- YOUR OBJECTIVE
Give every entry again, word for word.
□ □ □ □
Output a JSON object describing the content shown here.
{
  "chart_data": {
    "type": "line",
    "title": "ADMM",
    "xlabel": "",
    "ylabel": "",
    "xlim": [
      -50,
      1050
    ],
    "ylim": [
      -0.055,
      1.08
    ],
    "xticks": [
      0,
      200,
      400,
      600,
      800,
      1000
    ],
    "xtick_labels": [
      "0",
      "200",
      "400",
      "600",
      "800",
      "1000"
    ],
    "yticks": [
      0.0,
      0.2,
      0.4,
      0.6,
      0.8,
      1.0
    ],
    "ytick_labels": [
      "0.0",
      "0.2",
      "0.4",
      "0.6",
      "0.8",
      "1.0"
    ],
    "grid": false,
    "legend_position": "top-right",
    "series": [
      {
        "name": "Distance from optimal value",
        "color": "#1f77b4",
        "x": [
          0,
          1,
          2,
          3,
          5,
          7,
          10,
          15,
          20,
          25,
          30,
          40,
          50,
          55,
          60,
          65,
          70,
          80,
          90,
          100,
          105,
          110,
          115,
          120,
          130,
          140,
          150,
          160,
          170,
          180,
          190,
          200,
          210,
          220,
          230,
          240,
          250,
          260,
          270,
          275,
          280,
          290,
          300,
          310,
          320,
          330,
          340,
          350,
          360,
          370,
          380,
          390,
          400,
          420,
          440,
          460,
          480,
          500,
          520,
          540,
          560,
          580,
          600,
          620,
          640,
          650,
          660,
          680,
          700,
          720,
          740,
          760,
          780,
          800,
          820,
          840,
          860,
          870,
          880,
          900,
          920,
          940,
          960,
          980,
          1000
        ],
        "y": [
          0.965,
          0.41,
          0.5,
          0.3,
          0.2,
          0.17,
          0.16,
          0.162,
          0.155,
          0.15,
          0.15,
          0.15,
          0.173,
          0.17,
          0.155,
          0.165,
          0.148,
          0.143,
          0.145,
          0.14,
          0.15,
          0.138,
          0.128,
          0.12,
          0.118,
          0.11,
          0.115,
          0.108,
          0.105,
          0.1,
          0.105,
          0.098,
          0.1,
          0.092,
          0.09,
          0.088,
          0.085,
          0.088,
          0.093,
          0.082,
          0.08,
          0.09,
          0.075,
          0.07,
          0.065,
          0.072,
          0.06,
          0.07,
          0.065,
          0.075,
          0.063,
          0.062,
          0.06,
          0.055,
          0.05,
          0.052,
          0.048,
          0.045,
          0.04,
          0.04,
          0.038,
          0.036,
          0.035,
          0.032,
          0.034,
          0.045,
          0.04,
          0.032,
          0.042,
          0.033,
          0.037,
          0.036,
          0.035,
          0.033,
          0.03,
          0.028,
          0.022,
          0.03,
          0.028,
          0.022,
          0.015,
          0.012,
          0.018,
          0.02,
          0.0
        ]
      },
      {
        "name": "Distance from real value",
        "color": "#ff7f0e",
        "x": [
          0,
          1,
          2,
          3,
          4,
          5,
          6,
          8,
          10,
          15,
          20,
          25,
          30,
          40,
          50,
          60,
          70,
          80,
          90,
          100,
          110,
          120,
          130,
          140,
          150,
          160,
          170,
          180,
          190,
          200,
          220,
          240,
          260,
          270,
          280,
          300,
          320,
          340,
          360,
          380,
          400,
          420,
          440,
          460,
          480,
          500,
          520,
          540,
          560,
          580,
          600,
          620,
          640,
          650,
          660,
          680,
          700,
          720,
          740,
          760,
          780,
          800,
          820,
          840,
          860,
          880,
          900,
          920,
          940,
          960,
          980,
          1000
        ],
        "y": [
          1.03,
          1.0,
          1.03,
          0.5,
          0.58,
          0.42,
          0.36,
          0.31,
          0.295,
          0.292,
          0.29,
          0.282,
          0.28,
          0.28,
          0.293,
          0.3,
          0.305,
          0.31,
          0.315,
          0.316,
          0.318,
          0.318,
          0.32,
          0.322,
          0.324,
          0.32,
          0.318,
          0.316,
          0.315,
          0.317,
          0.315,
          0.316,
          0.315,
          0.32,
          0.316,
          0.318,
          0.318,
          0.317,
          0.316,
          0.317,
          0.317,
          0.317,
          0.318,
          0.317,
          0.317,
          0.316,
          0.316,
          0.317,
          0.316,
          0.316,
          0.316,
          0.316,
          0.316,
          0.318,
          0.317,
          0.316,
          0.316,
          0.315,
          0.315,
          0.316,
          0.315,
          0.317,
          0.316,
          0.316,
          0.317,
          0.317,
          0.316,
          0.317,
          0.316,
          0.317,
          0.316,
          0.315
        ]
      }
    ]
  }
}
□ □ □ □
- TASK ANSWER
Output a JSON object describing the content shown here.
{
  "chart_data": {
    "type": "line",
    "title": "ADMM",
    "xlabel": "",
    "ylabel": "",
    "xlim": [
      -50,
      1050
    ],
    "ylim": [
      -0.055,
      1.08
    ],
    "xticks": [
      0,
      200,
      400,
      600,
      800,
      1000
    ],
    "xtick_labels": [
      "0",
      "200",
      "400",
      "600",
      "800",
      "1000"
    ],
    "yticks": [
      0.0,
      0.2,
      0.4,
      0.6,
      0.8,
      1.0
    ],
    "ytick_labels": [
      "0.0",
      "0.2",
      "0.4",
      "0.6",
      "0.8",
      "1.0"
    ],
    "grid": false,
    "legend_position": "top-right",
    "series": [
      {
        "name": "Distance from optimal value",
        "color": "#1f77b4",
        "x": [
          0,
          1,
          2,
          3,
          5,
          7,
          10,
          15,
          20,
          25,
          30,
          40,
          50,
          55,
          60,
          65,
          70,
          80,
          90,
          100,
          105,
          110,
          115,
          120,
          130,
          140,
          150,
          160,
          170,
          180,
          190,
          200,
          210,
          220,
          230,
          240,
          250,
          260,
          270,
          275,
          280,
          290,
          300,
          310,
          320,
          330,
          340,
          350,
          360,
          370,
          380,
          390,
          400,
          420,
          440,
          460,
          480,
          500,
          520,
          540,
          560,
          580,
          600,
          620,
          640,
          650,
          660,
          680,
          700,
          720,
          740,
          760,
          780,
          800,
          820,
          840,
          860,
          870,
          880,
          900,
          920,
          940,
          960,
          980,
          1000
        ],
        "y": [
          0.965,
          0.41,
          0.5,
          0.3,
          0.2,
          0.17,
          0.16,
          0.162,
          0.155,
          0.15,
          0.15,
          0.15,
          0.173,
          0.17,
          0.155,
          0.165,
          0.148,
          0.143,
          0.145,
          0.14,
          0.15,
          0.138,
          0.128,
          0.12,
          0.118,
          0.11,
          0.115,
          0.108,
          0.105,
          0.1,
          0.105,
          0.098,
          0.1,
          0.092,
          0.09,
          0.088,
          0.085,
          0.088,
          0.093,
          0.082,
          0.08,
          0.09,
          0.075,
          0.07,
          0.065,
          0.072,
          0.06,
          0.07,
          0.065,
          0.075,
          0.063,
          0.062,
          0.06,
          0.055,
          0.05,
          0.052,
          0.048,
          0.045,
          0.04,
          0.04,
          0.038,
          0.036,
          0.035,
          0.032,
          0.034,
          0.045,
          0.04,
          0.032,
          0.042,
          0.033,
          0.037,
          0.036,
          0.035,
          0.033,
          0.03,
          0.028,
          0.022,
          0.03,
          0.028,
          0.022,
          0.015,
          0.012,
          0.018,
          0.02,
          0.0
        ]
      },
      {
        "name": "Distance from real value",
        "color": "#ff7f0e",
        "x": [
          0,
          1,
          2,
          3,
          4,
          5,
          6,
          8,
          10,
          15,
          20,
          25,
          30,
          40,
          50,
          60,
          70,
          80,
          90,
          100,
          110,
          120,
          130,
          140,
          150,
          160,
          170,
          180,
          190,
          200,
          220,
          240,
          260,
          270,
          280,
          300,
          320,
          340,
          360,
          380,
          400,
          420,
          440,
          460,
          480,
          500,
          520,
          540,
          560,
          580,
          600,
          620,
          640,
          650,
          660,
          680,
          700,
          720,
          740,
          760,
          780,
          800,
          820,
          840,
          860,
          880,
          900,
          920,
          940,
          960,
          980,
          1000
        ],
        "y": [
          1.03,
          1.0,
          1.03,
          0.5,
          0.58,
          0.42,
          0.36,
          0.31,
          0.295,
          0.292,
          0.29,
          0.282,
          0.28,
          0.28,
          0.293,
          0.3,
          0.305,
          0.31,
          0.315,
          0.316,
          0.318,
          0.318,
          0.32,
          0.322,
          0.324,
          0.32,
          0.318,
          0.316,
          0.315,
          0.317,
          0.315,
          0.316,
          0.315,
          0.32,
          0.316,
          0.318,
          0.318,
          0.317,
          0.316,
          0.317,
          0.317,
          0.317,
          0.318,
          0.317,
          0.317,
          0.316,
          0.316,
          0.317,
          0.316,
          0.316,
          0.316,
          0.316,
          0.316,
          0.318,
          0.317,
          0.316,
          0.316,
          0.315,
          0.315,
          0.316,
          0.315,
          0.317,
          0.316,
          0.316,
          0.317,
          0.317,
          0.316,
          0.317,
          0.316,
          0.317,
          0.316,
          0.315
        ]
      }
    ]
  }
}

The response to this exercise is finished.